(Entries from a dataset)
--- start ---

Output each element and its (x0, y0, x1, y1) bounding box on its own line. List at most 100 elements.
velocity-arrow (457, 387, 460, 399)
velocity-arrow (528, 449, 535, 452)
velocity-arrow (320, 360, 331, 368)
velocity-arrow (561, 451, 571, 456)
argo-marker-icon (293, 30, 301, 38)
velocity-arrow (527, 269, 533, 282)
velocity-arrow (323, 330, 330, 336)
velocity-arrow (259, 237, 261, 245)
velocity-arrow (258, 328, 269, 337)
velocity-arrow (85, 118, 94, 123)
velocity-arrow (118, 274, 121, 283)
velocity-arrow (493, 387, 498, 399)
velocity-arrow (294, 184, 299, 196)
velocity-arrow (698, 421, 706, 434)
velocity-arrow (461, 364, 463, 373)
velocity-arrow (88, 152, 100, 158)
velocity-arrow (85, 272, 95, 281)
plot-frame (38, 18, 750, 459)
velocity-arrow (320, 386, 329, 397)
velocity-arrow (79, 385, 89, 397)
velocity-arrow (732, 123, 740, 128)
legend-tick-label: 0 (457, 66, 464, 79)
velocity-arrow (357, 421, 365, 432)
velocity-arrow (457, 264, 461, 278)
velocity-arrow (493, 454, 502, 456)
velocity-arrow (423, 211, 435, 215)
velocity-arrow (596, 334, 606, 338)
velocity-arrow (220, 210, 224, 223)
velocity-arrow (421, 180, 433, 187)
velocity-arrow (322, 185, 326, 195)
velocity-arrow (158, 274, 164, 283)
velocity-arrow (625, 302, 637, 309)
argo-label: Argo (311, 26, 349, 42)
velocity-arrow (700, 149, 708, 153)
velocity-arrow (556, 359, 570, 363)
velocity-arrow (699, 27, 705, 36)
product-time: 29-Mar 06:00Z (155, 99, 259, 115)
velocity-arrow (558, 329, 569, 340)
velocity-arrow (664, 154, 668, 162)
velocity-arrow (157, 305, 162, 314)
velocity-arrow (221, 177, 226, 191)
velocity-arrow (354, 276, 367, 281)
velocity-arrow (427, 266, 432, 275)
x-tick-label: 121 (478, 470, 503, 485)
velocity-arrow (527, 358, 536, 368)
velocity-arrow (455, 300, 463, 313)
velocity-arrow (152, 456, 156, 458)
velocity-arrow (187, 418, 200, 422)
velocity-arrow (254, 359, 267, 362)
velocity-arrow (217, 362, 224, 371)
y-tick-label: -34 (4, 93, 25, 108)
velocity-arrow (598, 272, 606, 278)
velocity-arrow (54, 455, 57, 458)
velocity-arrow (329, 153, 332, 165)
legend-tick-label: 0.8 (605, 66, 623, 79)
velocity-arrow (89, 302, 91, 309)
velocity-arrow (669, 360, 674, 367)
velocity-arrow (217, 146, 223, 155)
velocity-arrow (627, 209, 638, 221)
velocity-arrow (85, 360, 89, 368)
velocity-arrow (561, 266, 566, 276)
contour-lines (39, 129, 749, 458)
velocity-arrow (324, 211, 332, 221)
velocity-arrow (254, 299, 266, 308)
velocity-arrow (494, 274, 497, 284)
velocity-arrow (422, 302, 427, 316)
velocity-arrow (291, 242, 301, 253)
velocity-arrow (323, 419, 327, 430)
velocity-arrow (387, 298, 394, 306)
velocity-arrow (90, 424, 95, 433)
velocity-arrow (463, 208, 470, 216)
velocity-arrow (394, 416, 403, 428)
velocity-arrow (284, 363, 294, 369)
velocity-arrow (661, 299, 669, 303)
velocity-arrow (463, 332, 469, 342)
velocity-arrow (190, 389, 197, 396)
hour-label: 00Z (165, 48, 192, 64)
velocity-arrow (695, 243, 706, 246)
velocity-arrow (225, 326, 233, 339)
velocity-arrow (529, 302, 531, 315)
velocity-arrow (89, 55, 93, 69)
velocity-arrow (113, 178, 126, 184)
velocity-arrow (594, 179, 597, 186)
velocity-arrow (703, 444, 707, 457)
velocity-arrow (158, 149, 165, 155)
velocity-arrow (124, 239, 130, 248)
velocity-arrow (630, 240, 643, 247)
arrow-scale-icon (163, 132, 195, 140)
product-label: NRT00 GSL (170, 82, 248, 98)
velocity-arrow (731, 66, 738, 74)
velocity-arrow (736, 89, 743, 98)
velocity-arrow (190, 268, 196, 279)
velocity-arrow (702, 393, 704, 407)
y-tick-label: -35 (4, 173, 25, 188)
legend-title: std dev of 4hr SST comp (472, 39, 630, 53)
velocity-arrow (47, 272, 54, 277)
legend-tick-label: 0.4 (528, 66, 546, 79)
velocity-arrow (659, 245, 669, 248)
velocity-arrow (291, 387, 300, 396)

--- end ---

▶ **Set exercise**:
Copy every one of these rows word for word.

▶ **Reply to the task**:
Output each element and its (x0, y0, x1, y1) bounding box on its own line. List at most 100 elements.
velocity-arrow (457, 387, 460, 399)
velocity-arrow (528, 449, 535, 452)
velocity-arrow (320, 360, 331, 368)
velocity-arrow (561, 451, 571, 456)
argo-marker-icon (293, 30, 301, 38)
velocity-arrow (527, 269, 533, 282)
velocity-arrow (323, 330, 330, 336)
velocity-arrow (259, 237, 261, 245)
velocity-arrow (258, 328, 269, 337)
velocity-arrow (85, 118, 94, 123)
velocity-arrow (118, 274, 121, 283)
velocity-arrow (493, 387, 498, 399)
velocity-arrow (294, 184, 299, 196)
velocity-arrow (698, 421, 706, 434)
velocity-arrow (461, 364, 463, 373)
velocity-arrow (88, 152, 100, 158)
velocity-arrow (85, 272, 95, 281)
plot-frame (38, 18, 750, 459)
velocity-arrow (320, 386, 329, 397)
velocity-arrow (79, 385, 89, 397)
velocity-arrow (732, 123, 740, 128)
legend-tick-label: 0 (457, 66, 464, 79)
velocity-arrow (357, 421, 365, 432)
velocity-arrow (457, 264, 461, 278)
velocity-arrow (493, 454, 502, 456)
velocity-arrow (423, 211, 435, 215)
velocity-arrow (596, 334, 606, 338)
velocity-arrow (220, 210, 224, 223)
velocity-arrow (421, 180, 433, 187)
velocity-arrow (322, 185, 326, 195)
velocity-arrow (158, 274, 164, 283)
velocity-arrow (625, 302, 637, 309)
argo-label: Argo (311, 26, 349, 42)
velocity-arrow (700, 149, 708, 153)
velocity-arrow (556, 359, 570, 363)
velocity-arrow (699, 27, 705, 36)
product-time: 29-Mar 06:00Z (155, 99, 259, 115)
velocity-arrow (558, 329, 569, 340)
velocity-arrow (664, 154, 668, 162)
velocity-arrow (157, 305, 162, 314)
velocity-arrow (221, 177, 226, 191)
velocity-arrow (354, 276, 367, 281)
velocity-arrow (427, 266, 432, 275)
x-tick-label: 121 (478, 470, 503, 485)
velocity-arrow (527, 358, 536, 368)
velocity-arrow (455, 300, 463, 313)
velocity-arrow (152, 456, 156, 458)
velocity-arrow (187, 418, 200, 422)
velocity-arrow (254, 359, 267, 362)
velocity-arrow (217, 362, 224, 371)
y-tick-label: -34 (4, 93, 25, 108)
velocity-arrow (598, 272, 606, 278)
velocity-arrow (54, 455, 57, 458)
velocity-arrow (329, 153, 332, 165)
legend-tick-label: 0.8 (605, 66, 623, 79)
velocity-arrow (89, 302, 91, 309)
velocity-arrow (669, 360, 674, 367)
velocity-arrow (217, 146, 223, 155)
velocity-arrow (627, 209, 638, 221)
velocity-arrow (85, 360, 89, 368)
velocity-arrow (561, 266, 566, 276)
contour-lines (39, 129, 749, 458)
velocity-arrow (324, 211, 332, 221)
velocity-arrow (254, 299, 266, 308)
velocity-arrow (494, 274, 497, 284)
velocity-arrow (422, 302, 427, 316)
velocity-arrow (291, 242, 301, 253)
velocity-arrow (323, 419, 327, 430)
velocity-arrow (387, 298, 394, 306)
velocity-arrow (90, 424, 95, 433)
velocity-arrow (463, 208, 470, 216)
velocity-arrow (394, 416, 403, 428)
velocity-arrow (284, 363, 294, 369)
velocity-arrow (661, 299, 669, 303)
velocity-arrow (463, 332, 469, 342)
velocity-arrow (190, 389, 197, 396)
hour-label: 00Z (165, 48, 192, 64)
velocity-arrow (695, 243, 706, 246)
velocity-arrow (225, 326, 233, 339)
velocity-arrow (529, 302, 531, 315)
velocity-arrow (89, 55, 93, 69)
velocity-arrow (113, 178, 126, 184)
velocity-arrow (594, 179, 597, 186)
velocity-arrow (703, 444, 707, 457)
velocity-arrow (158, 149, 165, 155)
velocity-arrow (124, 239, 130, 248)
velocity-arrow (630, 240, 643, 247)
arrow-scale-icon (163, 132, 195, 140)
product-label: NRT00 GSL (170, 82, 248, 98)
velocity-arrow (731, 66, 738, 74)
velocity-arrow (736, 89, 743, 98)
velocity-arrow (190, 268, 196, 279)
velocity-arrow (702, 393, 704, 407)
y-tick-label: -35 (4, 173, 25, 188)
legend-title: std dev of 4hr SST comp (472, 39, 630, 53)
velocity-arrow (47, 272, 54, 277)
legend-tick-label: 0.4 (528, 66, 546, 79)
velocity-arrow (659, 245, 669, 248)
velocity-arrow (291, 387, 300, 396)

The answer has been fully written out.